What this task involves - Transcribe all the records with complete accuracy.

################

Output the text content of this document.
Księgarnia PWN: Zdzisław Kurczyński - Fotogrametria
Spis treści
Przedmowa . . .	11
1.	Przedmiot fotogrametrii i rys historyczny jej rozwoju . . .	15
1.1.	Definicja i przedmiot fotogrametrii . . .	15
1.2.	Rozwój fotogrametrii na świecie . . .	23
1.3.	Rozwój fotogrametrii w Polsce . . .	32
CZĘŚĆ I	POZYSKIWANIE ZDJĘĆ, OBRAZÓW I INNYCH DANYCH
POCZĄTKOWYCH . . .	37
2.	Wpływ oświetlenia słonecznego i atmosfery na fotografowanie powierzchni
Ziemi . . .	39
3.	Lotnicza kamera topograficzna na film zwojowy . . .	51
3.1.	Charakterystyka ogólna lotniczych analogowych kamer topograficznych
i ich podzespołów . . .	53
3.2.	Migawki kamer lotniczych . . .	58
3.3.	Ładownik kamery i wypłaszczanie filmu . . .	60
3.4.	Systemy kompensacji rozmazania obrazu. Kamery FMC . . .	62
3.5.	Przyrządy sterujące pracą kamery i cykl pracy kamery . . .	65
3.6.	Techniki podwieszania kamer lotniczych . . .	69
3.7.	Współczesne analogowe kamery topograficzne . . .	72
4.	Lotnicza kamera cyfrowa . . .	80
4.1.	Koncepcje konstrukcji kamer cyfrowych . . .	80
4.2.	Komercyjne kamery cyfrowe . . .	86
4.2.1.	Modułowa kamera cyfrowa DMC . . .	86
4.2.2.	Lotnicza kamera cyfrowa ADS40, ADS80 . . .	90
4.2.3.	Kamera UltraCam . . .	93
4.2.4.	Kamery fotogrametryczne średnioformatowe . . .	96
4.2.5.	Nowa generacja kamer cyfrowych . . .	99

################

Full answer -
Output the text content of this document.
Księgarnia PWN: Zdzisław Kurczyński - Fotogrametria
Spis treści
Przedmowa . . .	11
1.	Przedmiot fotogrametrii i rys historyczny jej rozwoju . . .	15
1.1.	Definicja i przedmiot fotogrametrii . . .	15
1.2.	Rozwój fotogrametrii na świecie . . .	23
1.3.	Rozwój fotogrametrii w Polsce . . .	32
CZĘŚĆ I	POZYSKIWANIE ZDJĘĆ, OBRAZÓW I INNYCH DANYCH
POCZĄTKOWYCH . . .	37
2.	Wpływ oświetlenia słonecznego i atmosfery na fotografowanie powierzchni
Ziemi . . .	39
3.	Lotnicza kamera topograficzna na film zwojowy . . .	51
3.1.	Charakterystyka ogólna lotniczych analogowych kamer topograficznych
i ich podzespołów . . .	53
3.2.	Migawki kamer lotniczych . . .	58
3.3.	Ładownik kamery i wypłaszczanie filmu . . .	60
3.4.	Systemy kompensacji rozmazania obrazu. Kamery FMC . . .	62
3.5.	Przyrządy sterujące pracą kamery i cykl pracy kamery . . .	65
3.6.	Techniki podwieszania kamer lotniczych . . .	69
3.7.	Współczesne analogowe kamery topograficzne . . .	72
4.	Lotnicza kamera cyfrowa . . .	80
4.1.	Koncepcje konstrukcji kamer cyfrowych . . .	80
4.2.	Komercyjne kamery cyfrowe . . .	86
4.2.1.	Modułowa kamera cyfrowa DMC . . .	86
4.2.2.	Lotnicza kamera cyfrowa ADS40, ADS80 . . .	90
4.2.3.	Kamera UltraCam . . .	93
4.2.4.	Kamery fotogrametryczne średnioformatowe . . .	96
4.2.5.	Nowa generacja kamer cyfrowych . . .	99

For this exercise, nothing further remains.